● **To do**: Write the data out again, character for character, with no images.

● **Raw data**:
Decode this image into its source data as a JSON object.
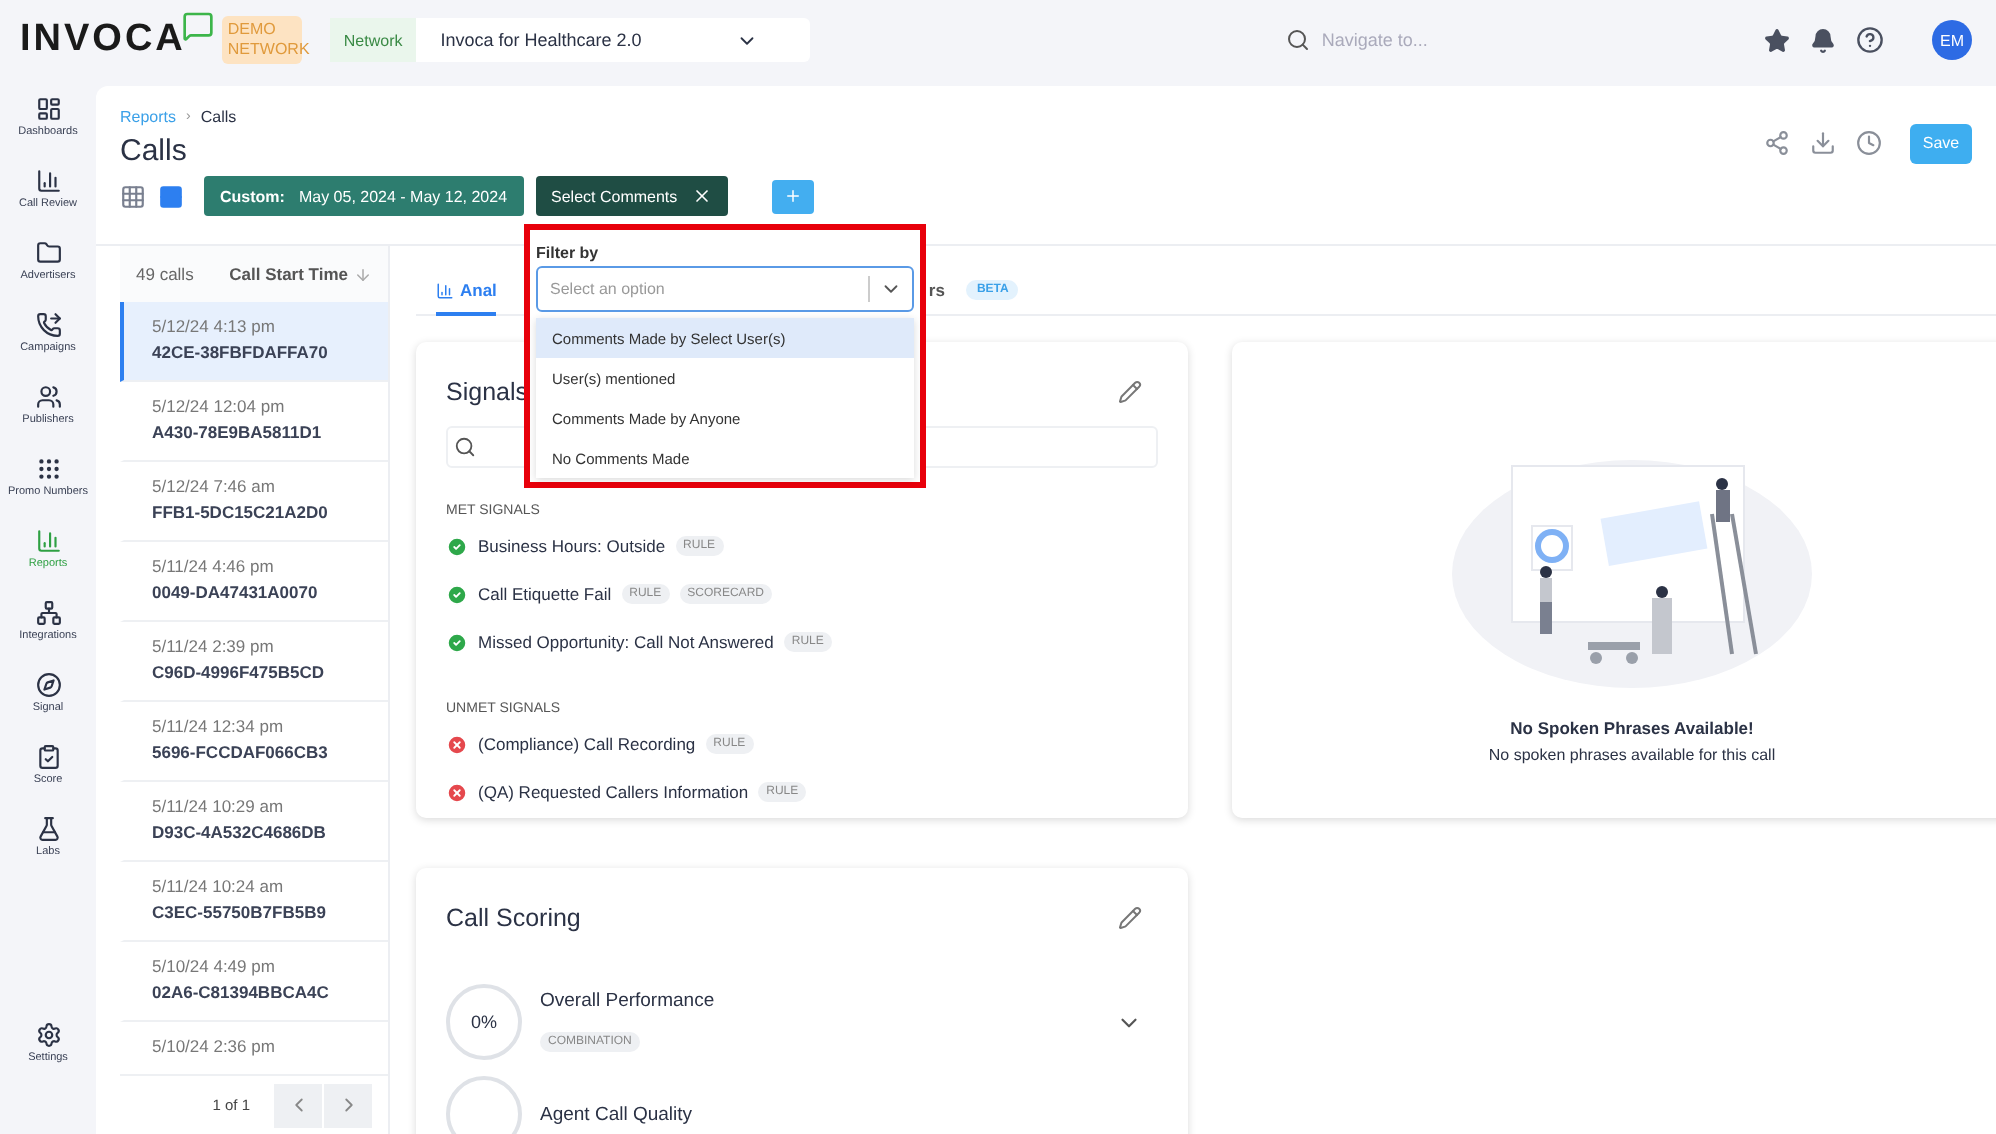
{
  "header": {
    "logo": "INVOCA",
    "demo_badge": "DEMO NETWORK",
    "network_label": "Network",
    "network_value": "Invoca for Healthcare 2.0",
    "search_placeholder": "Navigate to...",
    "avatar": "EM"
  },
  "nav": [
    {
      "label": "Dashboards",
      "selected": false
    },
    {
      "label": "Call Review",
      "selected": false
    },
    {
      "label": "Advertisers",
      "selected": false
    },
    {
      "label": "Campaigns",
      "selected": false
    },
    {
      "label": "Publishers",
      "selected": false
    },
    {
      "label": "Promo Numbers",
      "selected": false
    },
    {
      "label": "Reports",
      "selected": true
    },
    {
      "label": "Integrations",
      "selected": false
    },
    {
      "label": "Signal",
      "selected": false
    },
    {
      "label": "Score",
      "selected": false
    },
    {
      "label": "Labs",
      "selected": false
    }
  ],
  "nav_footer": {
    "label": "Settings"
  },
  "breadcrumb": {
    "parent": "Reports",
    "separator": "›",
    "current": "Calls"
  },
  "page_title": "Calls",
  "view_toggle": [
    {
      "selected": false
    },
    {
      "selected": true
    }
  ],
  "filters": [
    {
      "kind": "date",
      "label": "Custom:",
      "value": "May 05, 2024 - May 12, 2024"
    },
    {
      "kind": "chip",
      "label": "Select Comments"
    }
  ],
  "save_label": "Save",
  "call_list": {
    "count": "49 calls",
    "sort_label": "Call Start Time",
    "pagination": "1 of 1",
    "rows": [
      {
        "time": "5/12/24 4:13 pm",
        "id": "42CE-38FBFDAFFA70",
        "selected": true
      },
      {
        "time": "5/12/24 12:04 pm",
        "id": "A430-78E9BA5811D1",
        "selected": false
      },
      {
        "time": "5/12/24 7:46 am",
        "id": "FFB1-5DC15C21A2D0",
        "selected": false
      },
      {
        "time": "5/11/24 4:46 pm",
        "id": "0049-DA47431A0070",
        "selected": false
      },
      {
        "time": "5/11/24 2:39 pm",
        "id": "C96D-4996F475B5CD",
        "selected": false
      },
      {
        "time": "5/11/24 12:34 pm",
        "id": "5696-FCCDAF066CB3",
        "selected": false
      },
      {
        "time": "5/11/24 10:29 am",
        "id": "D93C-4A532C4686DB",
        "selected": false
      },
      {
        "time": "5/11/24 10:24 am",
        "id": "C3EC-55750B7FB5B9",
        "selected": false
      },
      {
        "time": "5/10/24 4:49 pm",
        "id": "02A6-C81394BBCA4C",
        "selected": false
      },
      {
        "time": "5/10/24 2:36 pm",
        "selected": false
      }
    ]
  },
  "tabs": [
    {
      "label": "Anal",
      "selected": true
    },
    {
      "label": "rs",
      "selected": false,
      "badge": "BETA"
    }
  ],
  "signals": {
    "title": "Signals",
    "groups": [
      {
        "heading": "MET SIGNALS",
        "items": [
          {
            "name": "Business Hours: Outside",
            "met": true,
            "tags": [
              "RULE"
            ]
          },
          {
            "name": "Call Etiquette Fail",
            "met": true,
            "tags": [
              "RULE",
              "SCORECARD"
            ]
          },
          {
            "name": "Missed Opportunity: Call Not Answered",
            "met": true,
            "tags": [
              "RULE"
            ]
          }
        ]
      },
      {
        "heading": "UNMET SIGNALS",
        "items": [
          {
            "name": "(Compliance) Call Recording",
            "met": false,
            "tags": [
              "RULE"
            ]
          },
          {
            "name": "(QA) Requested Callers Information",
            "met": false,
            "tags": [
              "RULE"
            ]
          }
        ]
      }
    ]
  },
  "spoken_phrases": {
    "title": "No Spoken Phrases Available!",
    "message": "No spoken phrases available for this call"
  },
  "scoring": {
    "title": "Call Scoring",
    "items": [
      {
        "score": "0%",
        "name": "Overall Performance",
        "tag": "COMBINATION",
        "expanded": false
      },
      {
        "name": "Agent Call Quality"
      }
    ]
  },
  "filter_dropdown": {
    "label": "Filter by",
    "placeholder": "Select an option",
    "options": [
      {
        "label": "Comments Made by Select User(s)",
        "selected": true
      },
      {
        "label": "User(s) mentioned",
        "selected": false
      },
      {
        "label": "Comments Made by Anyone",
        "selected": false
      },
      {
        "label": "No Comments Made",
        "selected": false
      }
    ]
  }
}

● **Task solution**:
Decode this image into its source data as a JSON object.
{
  "header": {
    "logo": "INVOCA",
    "demo_badge": "DEMO NETWORK",
    "network_label": "Network",
    "network_value": "Invoca for Healthcare 2.0",
    "search_placeholder": "Navigate to...",
    "avatar": "EM"
  },
  "nav": [
    {
      "label": "Dashboards",
      "selected": false
    },
    {
      "label": "Call Review",
      "selected": false
    },
    {
      "label": "Advertisers",
      "selected": false
    },
    {
      "label": "Campaigns",
      "selected": false
    },
    {
      "label": "Publishers",
      "selected": false
    },
    {
      "label": "Promo Numbers",
      "selected": false
    },
    {
      "label": "Reports",
      "selected": true
    },
    {
      "label": "Integrations",
      "selected": false
    },
    {
      "label": "Signal",
      "selected": false
    },
    {
      "label": "Score",
      "selected": false
    },
    {
      "label": "Labs",
      "selected": false
    }
  ],
  "nav_footer": {
    "label": "Settings"
  },
  "breadcrumb": {
    "parent": "Reports",
    "separator": "›",
    "current": "Calls"
  },
  "page_title": "Calls",
  "view_toggle": [
    {
      "selected": false
    },
    {
      "selected": true
    }
  ],
  "filters": [
    {
      "kind": "date",
      "label": "Custom:",
      "value": "May 05, 2024 - May 12, 2024"
    },
    {
      "kind": "chip",
      "label": "Select Comments"
    }
  ],
  "save_label": "Save",
  "call_list": {
    "count": "49 calls",
    "sort_label": "Call Start Time",
    "pagination": "1 of 1",
    "rows": [
      {
        "time": "5/12/24 4:13 pm",
        "id": "42CE-38FBFDAFFA70",
        "selected": true
      },
      {
        "time": "5/12/24 12:04 pm",
        "id": "A430-78E9BA5811D1",
        "selected": false
      },
      {
        "time": "5/12/24 7:46 am",
        "id": "FFB1-5DC15C21A2D0",
        "selected": false
      },
      {
        "time": "5/11/24 4:46 pm",
        "id": "0049-DA47431A0070",
        "selected": false
      },
      {
        "time": "5/11/24 2:39 pm",
        "id": "C96D-4996F475B5CD",
        "selected": false
      },
      {
        "time": "5/11/24 12:34 pm",
        "id": "5696-FCCDAF066CB3",
        "selected": false
      },
      {
        "time": "5/11/24 10:29 am",
        "id": "D93C-4A532C4686DB",
        "selected": false
      },
      {
        "time": "5/11/24 10:24 am",
        "id": "C3EC-55750B7FB5B9",
        "selected": false
      },
      {
        "time": "5/10/24 4:49 pm",
        "id": "02A6-C81394BBCA4C",
        "selected": false
      },
      {
        "time": "5/10/24 2:36 pm",
        "selected": false
      }
    ]
  },
  "tabs": [
    {
      "label": "Anal",
      "selected": true
    },
    {
      "label": "rs",
      "selected": false,
      "badge": "BETA"
    }
  ],
  "signals": {
    "title": "Signals",
    "groups": [
      {
        "heading": "MET SIGNALS",
        "items": [
          {
            "name": "Business Hours: Outside",
            "met": true,
            "tags": [
              "RULE"
            ]
          },
          {
            "name": "Call Etiquette Fail",
            "met": true,
            "tags": [
              "RULE",
              "SCORECARD"
            ]
          },
          {
            "name": "Missed Opportunity: Call Not Answered",
            "met": true,
            "tags": [
              "RULE"
            ]
          }
        ]
      },
      {
        "heading": "UNMET SIGNALS",
        "items": [
          {
            "name": "(Compliance) Call Recording",
            "met": false,
            "tags": [
              "RULE"
            ]
          },
          {
            "name": "(QA) Requested Callers Information",
            "met": false,
            "tags": [
              "RULE"
            ]
          }
        ]
      }
    ]
  },
  "spoken_phrases": {
    "title": "No Spoken Phrases Available!",
    "message": "No spoken phrases available for this call"
  },
  "scoring": {
    "title": "Call Scoring",
    "items": [
      {
        "score": "0%",
        "name": "Overall Performance",
        "tag": "COMBINATION",
        "expanded": false
      },
      {
        "name": "Agent Call Quality"
      }
    ]
  },
  "filter_dropdown": {
    "label": "Filter by",
    "placeholder": "Select an option",
    "options": [
      {
        "label": "Comments Made by Select User(s)",
        "selected": true
      },
      {
        "label": "User(s) mentioned",
        "selected": false
      },
      {
        "label": "Comments Made by Anyone",
        "selected": false
      },
      {
        "label": "No Comments Made",
        "selected": false
      }
    ]
  }
}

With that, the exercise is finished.